GIVEN INSTRUCTION:
State how many lines of the listing below include the word "JSON". Give only the number.

DATASET CONTENT:
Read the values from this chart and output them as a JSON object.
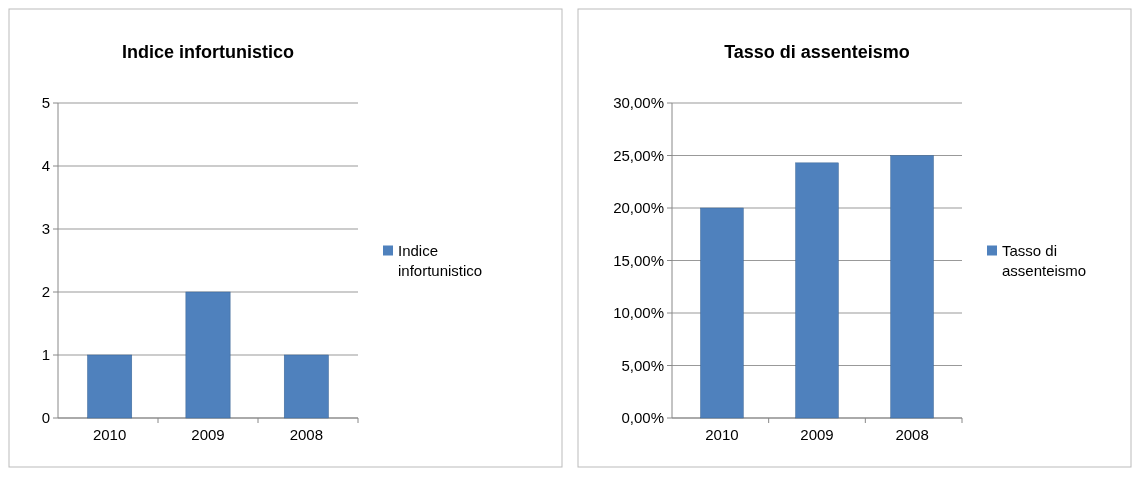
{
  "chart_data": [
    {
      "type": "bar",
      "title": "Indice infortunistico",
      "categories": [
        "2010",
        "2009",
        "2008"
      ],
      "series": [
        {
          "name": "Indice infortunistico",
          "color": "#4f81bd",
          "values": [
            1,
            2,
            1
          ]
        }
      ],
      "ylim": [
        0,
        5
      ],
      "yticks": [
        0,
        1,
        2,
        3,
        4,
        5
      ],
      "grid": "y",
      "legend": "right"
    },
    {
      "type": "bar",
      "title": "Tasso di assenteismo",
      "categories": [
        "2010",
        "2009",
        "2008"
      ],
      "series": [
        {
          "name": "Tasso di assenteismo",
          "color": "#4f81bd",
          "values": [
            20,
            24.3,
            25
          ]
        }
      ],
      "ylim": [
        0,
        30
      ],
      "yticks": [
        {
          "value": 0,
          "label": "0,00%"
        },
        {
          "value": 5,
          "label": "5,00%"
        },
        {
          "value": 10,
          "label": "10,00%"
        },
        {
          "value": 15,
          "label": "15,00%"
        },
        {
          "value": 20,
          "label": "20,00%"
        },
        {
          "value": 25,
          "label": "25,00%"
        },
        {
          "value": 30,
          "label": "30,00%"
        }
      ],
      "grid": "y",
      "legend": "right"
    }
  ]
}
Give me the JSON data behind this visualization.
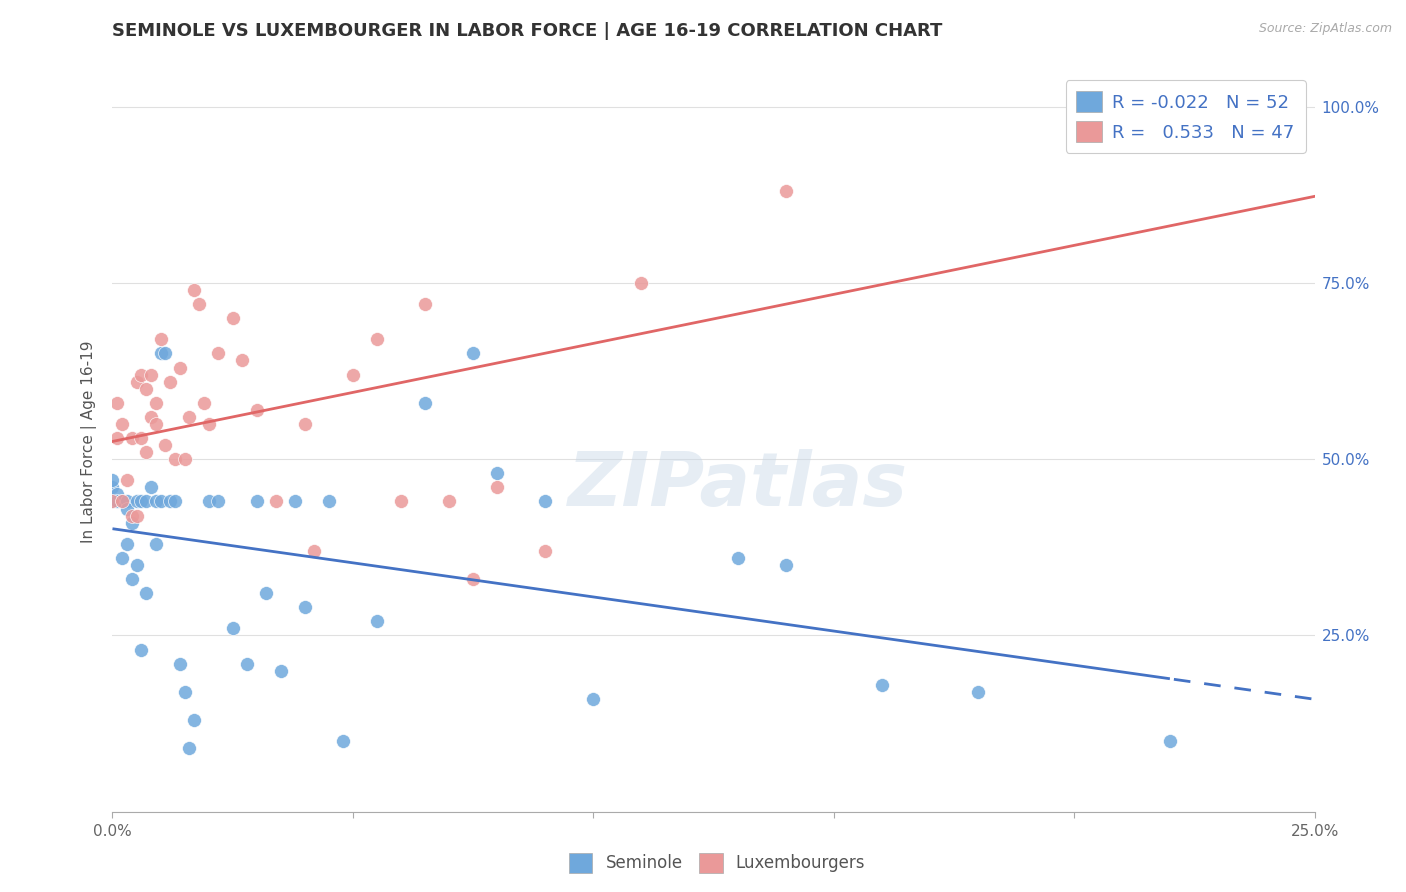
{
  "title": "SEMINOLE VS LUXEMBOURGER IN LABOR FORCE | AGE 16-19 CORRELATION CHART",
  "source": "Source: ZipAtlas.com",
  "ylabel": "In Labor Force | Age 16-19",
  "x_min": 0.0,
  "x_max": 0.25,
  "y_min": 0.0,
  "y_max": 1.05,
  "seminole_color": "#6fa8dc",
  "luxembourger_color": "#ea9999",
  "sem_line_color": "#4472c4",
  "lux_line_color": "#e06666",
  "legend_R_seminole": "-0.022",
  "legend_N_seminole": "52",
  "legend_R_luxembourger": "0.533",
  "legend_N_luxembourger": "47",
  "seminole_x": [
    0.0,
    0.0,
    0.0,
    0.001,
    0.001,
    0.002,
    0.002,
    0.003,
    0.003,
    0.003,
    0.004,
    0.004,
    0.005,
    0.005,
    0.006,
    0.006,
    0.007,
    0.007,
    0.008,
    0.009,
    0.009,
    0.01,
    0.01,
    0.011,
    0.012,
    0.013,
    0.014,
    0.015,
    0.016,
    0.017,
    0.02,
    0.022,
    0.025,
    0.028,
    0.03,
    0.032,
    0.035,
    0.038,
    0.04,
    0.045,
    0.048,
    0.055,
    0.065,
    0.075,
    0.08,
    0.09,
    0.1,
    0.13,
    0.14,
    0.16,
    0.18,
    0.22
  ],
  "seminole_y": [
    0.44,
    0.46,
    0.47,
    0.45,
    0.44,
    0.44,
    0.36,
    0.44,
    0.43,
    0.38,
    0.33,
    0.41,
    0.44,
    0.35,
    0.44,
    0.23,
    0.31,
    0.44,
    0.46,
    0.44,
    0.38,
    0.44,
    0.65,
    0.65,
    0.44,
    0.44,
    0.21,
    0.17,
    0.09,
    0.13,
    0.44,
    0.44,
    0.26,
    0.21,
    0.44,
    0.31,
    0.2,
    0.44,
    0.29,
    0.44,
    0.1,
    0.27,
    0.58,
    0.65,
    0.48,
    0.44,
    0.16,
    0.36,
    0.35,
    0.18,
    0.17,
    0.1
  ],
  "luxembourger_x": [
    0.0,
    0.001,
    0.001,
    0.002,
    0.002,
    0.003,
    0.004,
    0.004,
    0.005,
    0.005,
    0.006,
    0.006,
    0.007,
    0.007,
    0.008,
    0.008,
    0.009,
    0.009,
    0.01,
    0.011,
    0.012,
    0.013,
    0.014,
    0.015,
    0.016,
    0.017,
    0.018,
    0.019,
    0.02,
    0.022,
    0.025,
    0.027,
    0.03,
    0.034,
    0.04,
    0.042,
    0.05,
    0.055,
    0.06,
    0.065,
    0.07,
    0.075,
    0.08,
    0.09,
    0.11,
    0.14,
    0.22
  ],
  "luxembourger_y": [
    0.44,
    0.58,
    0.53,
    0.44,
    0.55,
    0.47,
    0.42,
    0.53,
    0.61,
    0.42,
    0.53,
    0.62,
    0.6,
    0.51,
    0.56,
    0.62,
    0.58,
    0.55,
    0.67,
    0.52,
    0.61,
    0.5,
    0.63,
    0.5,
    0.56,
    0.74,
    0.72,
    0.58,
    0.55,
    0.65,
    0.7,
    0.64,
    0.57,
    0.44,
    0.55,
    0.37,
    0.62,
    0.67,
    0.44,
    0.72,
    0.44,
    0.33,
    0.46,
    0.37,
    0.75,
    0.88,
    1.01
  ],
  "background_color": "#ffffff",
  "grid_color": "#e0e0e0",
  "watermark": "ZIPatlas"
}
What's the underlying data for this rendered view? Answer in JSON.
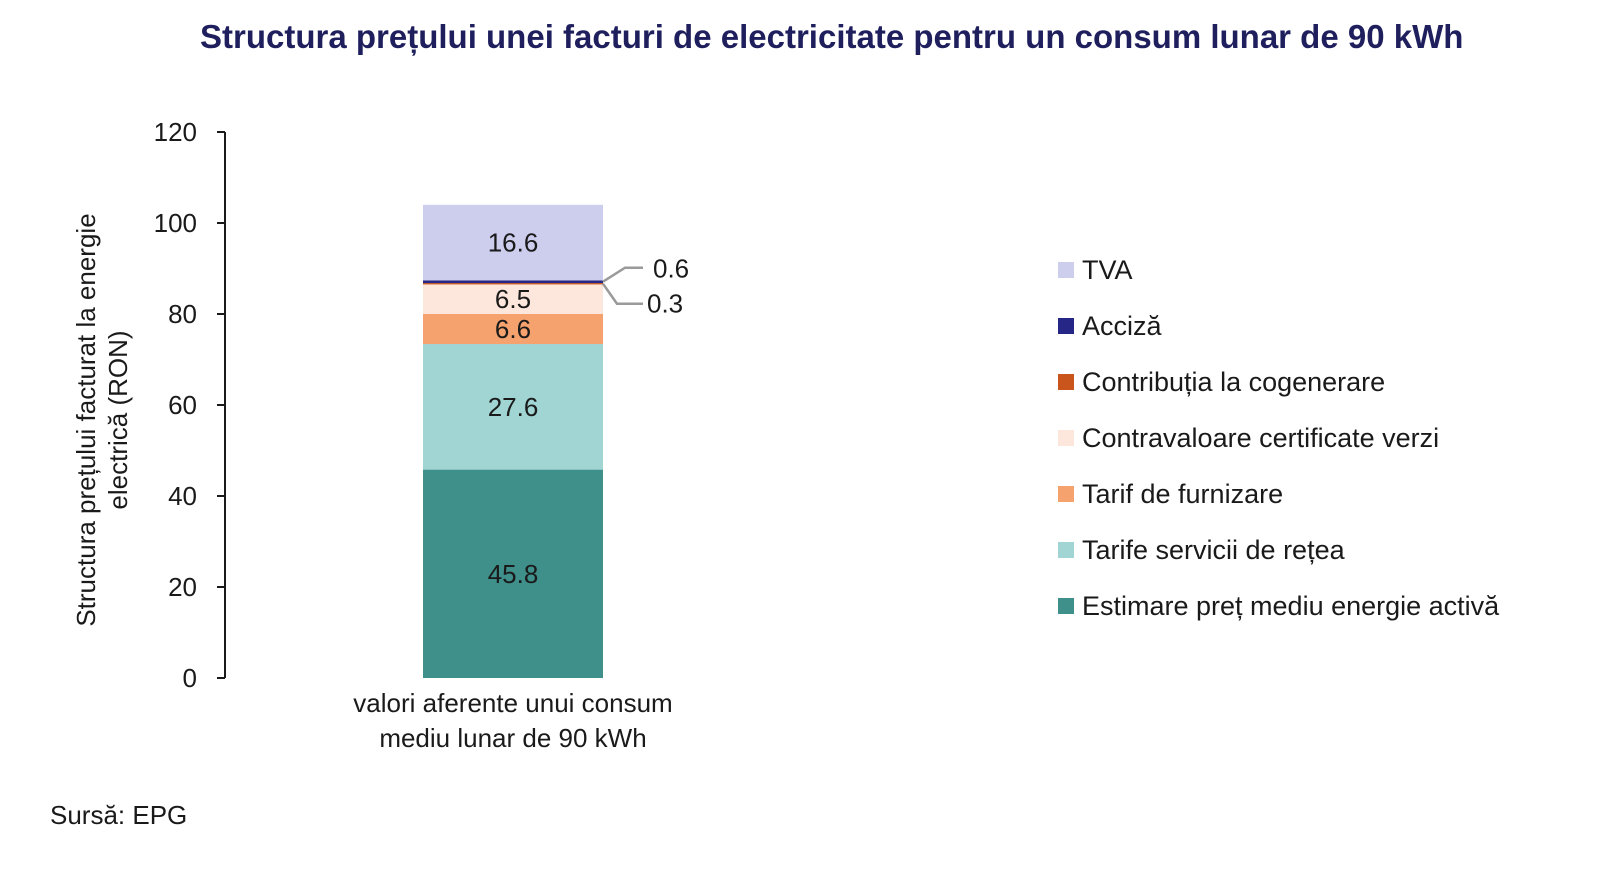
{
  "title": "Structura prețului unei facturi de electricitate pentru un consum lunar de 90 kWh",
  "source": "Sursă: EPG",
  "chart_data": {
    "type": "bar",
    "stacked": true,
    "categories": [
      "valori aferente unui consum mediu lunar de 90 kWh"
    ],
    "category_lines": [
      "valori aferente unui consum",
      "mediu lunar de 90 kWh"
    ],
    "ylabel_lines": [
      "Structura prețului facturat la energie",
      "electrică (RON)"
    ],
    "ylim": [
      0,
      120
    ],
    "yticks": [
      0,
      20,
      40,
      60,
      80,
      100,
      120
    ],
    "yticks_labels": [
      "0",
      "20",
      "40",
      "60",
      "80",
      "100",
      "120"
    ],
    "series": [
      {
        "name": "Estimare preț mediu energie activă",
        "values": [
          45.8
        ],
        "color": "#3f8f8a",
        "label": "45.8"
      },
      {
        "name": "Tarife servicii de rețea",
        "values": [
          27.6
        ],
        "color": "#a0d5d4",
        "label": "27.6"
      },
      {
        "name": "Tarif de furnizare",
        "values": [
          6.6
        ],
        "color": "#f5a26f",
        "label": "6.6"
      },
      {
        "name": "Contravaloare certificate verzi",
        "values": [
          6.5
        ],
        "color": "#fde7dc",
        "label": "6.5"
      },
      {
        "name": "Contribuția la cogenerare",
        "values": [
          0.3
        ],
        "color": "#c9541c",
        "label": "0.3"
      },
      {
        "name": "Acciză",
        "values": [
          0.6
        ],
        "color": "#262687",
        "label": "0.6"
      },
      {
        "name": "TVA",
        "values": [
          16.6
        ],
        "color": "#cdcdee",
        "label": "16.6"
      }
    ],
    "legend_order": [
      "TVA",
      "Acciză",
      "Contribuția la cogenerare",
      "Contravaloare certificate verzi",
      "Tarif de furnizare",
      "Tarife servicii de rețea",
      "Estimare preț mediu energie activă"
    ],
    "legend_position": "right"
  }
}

FINISHED EXERCISE:
3